**WHAT NEEDS TO BE DONE**
Wherever "processes" appears in a line, copy that line.

[start]

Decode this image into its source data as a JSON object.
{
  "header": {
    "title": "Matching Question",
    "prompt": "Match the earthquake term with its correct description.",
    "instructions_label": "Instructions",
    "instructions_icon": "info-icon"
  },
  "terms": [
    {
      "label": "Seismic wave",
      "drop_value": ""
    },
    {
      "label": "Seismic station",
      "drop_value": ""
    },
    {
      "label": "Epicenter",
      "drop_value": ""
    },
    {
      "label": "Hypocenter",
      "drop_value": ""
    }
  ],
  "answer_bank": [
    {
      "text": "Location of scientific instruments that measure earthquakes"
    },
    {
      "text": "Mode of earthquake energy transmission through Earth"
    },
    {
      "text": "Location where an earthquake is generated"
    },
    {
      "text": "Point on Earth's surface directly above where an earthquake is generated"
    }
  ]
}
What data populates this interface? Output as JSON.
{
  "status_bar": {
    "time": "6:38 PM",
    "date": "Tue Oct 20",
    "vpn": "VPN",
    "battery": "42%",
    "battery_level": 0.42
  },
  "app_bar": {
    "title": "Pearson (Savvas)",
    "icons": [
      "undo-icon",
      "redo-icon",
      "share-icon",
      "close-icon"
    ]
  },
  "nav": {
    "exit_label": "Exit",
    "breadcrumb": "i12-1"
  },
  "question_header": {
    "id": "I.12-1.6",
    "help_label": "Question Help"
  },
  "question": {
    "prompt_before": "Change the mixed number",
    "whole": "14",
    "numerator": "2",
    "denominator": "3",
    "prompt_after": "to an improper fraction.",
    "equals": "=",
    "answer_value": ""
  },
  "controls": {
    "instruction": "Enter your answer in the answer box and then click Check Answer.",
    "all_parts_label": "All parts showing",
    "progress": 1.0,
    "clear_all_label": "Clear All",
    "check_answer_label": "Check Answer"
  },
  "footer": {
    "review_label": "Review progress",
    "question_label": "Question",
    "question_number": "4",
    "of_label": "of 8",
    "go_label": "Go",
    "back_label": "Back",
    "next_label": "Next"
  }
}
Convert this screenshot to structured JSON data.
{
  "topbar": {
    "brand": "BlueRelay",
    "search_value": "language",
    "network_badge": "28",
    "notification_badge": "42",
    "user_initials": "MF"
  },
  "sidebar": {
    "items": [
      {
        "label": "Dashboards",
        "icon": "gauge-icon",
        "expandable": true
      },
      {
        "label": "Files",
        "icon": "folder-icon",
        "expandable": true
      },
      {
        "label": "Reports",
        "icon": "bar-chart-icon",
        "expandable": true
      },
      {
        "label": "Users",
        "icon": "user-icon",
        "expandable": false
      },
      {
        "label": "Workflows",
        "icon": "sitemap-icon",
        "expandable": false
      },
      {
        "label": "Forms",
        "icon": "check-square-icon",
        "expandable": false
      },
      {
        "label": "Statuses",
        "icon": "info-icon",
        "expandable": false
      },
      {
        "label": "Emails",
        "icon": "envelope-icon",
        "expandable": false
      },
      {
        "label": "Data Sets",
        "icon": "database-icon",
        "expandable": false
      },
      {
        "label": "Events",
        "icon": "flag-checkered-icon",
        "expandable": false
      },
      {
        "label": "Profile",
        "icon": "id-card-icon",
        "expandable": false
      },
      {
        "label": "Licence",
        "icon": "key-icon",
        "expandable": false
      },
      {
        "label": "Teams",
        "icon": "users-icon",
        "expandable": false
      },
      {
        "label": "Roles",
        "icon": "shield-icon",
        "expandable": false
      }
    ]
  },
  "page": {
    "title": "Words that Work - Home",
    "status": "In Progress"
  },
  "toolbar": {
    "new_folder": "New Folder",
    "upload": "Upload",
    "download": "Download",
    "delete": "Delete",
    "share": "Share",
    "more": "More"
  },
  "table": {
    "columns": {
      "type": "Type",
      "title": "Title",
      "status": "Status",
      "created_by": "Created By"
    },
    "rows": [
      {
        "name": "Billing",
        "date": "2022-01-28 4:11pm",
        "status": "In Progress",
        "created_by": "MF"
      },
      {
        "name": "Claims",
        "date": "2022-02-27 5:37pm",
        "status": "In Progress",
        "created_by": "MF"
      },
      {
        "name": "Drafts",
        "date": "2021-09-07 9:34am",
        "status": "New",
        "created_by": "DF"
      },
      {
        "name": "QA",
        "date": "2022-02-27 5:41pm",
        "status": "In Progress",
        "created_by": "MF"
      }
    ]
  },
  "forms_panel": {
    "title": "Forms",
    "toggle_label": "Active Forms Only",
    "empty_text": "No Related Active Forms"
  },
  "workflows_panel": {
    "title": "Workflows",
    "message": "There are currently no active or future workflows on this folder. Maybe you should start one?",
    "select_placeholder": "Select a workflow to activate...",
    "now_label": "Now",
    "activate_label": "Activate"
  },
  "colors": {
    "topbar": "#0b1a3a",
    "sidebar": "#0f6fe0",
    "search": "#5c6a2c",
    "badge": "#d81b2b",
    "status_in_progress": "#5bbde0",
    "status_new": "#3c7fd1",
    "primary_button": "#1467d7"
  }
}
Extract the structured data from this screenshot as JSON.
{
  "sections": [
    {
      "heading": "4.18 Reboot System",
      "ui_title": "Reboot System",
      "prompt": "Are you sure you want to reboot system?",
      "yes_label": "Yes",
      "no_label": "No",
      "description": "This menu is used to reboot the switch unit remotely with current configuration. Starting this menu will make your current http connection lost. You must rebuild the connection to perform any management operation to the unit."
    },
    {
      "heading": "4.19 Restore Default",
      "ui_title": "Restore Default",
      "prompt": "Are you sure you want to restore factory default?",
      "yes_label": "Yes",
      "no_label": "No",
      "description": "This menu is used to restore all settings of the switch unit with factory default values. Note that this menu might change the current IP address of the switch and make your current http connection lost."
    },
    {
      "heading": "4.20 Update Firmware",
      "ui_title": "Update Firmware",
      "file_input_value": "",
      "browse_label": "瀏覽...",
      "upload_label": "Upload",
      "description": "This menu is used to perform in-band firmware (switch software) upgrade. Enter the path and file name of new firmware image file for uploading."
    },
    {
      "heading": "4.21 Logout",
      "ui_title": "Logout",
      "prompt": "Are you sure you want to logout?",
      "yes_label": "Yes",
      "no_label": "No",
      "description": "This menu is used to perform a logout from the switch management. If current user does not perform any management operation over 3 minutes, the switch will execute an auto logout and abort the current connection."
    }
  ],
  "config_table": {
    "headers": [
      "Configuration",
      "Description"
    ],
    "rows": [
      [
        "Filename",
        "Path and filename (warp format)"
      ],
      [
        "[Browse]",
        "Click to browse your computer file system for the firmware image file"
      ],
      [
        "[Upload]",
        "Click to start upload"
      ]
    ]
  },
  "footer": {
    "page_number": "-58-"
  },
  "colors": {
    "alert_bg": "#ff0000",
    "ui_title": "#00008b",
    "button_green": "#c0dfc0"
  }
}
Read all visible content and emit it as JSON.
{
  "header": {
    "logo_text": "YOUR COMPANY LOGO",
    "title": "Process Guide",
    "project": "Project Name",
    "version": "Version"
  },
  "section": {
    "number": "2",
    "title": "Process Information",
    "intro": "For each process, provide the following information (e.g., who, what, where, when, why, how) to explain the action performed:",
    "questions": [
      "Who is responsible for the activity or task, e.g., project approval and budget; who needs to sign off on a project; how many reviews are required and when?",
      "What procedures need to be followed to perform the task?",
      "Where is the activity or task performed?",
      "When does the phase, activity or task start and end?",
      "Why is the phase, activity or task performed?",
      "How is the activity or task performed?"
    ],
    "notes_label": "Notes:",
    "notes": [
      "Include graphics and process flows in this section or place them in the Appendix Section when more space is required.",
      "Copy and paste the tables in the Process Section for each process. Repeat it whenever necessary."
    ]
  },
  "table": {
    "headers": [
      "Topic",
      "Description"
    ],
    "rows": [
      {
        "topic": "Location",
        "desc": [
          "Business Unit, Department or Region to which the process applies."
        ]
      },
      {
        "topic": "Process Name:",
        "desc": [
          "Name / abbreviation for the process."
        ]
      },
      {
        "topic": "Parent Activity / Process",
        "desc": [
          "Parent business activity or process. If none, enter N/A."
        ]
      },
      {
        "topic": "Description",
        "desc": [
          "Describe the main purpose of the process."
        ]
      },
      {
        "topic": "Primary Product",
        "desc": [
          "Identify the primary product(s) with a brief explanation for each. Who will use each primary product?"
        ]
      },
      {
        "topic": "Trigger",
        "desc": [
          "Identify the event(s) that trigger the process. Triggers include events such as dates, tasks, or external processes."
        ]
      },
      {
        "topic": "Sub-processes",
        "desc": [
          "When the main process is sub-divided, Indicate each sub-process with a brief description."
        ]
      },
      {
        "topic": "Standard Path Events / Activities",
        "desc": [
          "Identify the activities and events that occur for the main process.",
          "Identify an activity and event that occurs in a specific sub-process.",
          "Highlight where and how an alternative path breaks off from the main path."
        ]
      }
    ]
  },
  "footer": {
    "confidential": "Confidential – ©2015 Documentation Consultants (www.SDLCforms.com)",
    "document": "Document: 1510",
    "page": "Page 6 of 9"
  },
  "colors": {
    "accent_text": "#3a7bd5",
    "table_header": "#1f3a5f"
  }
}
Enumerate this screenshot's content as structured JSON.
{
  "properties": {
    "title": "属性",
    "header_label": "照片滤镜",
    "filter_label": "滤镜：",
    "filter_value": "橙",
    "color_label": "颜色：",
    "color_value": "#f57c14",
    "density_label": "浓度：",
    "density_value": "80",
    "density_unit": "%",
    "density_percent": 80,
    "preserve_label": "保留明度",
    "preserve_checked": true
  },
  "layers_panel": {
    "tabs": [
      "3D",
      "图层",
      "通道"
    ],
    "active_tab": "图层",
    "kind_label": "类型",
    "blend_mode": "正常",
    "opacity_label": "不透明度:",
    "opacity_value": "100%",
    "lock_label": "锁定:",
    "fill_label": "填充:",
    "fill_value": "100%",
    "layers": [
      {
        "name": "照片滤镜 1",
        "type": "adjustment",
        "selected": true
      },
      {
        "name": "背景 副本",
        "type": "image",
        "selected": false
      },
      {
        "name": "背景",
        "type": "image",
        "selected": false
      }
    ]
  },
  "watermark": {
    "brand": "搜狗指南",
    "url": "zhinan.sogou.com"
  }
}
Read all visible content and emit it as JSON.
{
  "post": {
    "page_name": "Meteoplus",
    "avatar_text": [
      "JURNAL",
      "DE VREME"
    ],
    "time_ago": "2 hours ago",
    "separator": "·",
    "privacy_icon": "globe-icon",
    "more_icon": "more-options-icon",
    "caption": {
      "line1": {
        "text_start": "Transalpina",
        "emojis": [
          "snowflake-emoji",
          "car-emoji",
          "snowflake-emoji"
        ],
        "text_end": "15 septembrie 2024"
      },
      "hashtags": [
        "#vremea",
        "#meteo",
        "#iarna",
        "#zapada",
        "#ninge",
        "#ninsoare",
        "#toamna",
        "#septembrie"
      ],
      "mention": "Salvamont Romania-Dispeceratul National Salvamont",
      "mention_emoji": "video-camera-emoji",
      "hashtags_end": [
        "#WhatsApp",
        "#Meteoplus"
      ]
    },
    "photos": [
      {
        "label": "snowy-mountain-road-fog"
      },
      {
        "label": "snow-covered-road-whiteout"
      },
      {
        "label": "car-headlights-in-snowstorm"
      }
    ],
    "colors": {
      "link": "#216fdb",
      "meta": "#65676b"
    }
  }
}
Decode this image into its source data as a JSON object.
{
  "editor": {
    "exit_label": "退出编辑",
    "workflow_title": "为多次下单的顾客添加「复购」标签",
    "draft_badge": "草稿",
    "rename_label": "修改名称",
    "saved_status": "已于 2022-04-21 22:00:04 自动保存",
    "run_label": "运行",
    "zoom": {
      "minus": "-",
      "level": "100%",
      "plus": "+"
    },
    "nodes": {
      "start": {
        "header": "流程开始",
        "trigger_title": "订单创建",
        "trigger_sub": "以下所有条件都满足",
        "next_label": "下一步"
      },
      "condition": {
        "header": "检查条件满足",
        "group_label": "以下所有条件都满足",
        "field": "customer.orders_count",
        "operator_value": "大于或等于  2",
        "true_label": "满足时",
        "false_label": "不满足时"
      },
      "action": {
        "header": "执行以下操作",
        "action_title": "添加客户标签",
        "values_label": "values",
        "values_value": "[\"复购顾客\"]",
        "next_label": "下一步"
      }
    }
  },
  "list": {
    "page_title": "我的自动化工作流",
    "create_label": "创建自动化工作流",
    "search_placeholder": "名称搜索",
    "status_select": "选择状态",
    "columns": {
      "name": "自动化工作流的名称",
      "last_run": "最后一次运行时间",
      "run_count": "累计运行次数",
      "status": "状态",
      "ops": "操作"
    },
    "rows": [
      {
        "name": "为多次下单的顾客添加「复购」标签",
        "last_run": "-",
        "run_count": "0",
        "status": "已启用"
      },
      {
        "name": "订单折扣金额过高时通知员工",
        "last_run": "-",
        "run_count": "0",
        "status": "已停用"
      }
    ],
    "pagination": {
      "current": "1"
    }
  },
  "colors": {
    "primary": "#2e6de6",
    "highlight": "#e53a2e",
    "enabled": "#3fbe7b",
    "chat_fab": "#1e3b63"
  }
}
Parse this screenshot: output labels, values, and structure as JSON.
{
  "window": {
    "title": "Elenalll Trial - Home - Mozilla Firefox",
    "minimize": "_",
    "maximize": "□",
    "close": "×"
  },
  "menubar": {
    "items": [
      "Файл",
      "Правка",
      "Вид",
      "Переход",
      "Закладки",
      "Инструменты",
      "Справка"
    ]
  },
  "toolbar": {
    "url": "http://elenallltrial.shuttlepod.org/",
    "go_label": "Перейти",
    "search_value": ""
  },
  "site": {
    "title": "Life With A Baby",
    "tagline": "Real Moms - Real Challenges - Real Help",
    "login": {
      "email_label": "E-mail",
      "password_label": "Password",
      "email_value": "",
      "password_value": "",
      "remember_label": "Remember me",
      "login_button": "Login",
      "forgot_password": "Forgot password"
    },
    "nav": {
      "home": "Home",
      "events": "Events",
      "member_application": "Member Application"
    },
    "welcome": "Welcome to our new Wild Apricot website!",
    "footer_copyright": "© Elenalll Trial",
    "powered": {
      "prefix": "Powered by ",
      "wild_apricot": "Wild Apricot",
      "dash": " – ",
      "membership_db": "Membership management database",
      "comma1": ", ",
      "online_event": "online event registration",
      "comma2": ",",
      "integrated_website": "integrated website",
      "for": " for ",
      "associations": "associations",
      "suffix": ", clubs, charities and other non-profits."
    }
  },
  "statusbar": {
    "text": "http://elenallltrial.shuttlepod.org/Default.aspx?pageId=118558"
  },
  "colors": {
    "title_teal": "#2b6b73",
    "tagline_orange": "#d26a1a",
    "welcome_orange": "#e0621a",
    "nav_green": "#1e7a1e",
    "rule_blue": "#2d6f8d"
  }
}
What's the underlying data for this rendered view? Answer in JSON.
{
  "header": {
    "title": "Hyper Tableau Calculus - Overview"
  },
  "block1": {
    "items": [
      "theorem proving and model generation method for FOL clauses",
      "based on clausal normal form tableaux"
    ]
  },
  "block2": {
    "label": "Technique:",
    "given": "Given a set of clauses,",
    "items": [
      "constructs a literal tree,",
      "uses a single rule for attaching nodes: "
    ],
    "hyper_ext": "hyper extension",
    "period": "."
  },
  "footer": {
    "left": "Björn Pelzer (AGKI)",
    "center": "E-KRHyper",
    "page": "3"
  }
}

[end]

**RESPONSE TO THE TASK**
          "Identify the event(s) that trigger the process. Triggers include events such as dates, tasks, or external processes."
        "topic": "Sub-processes",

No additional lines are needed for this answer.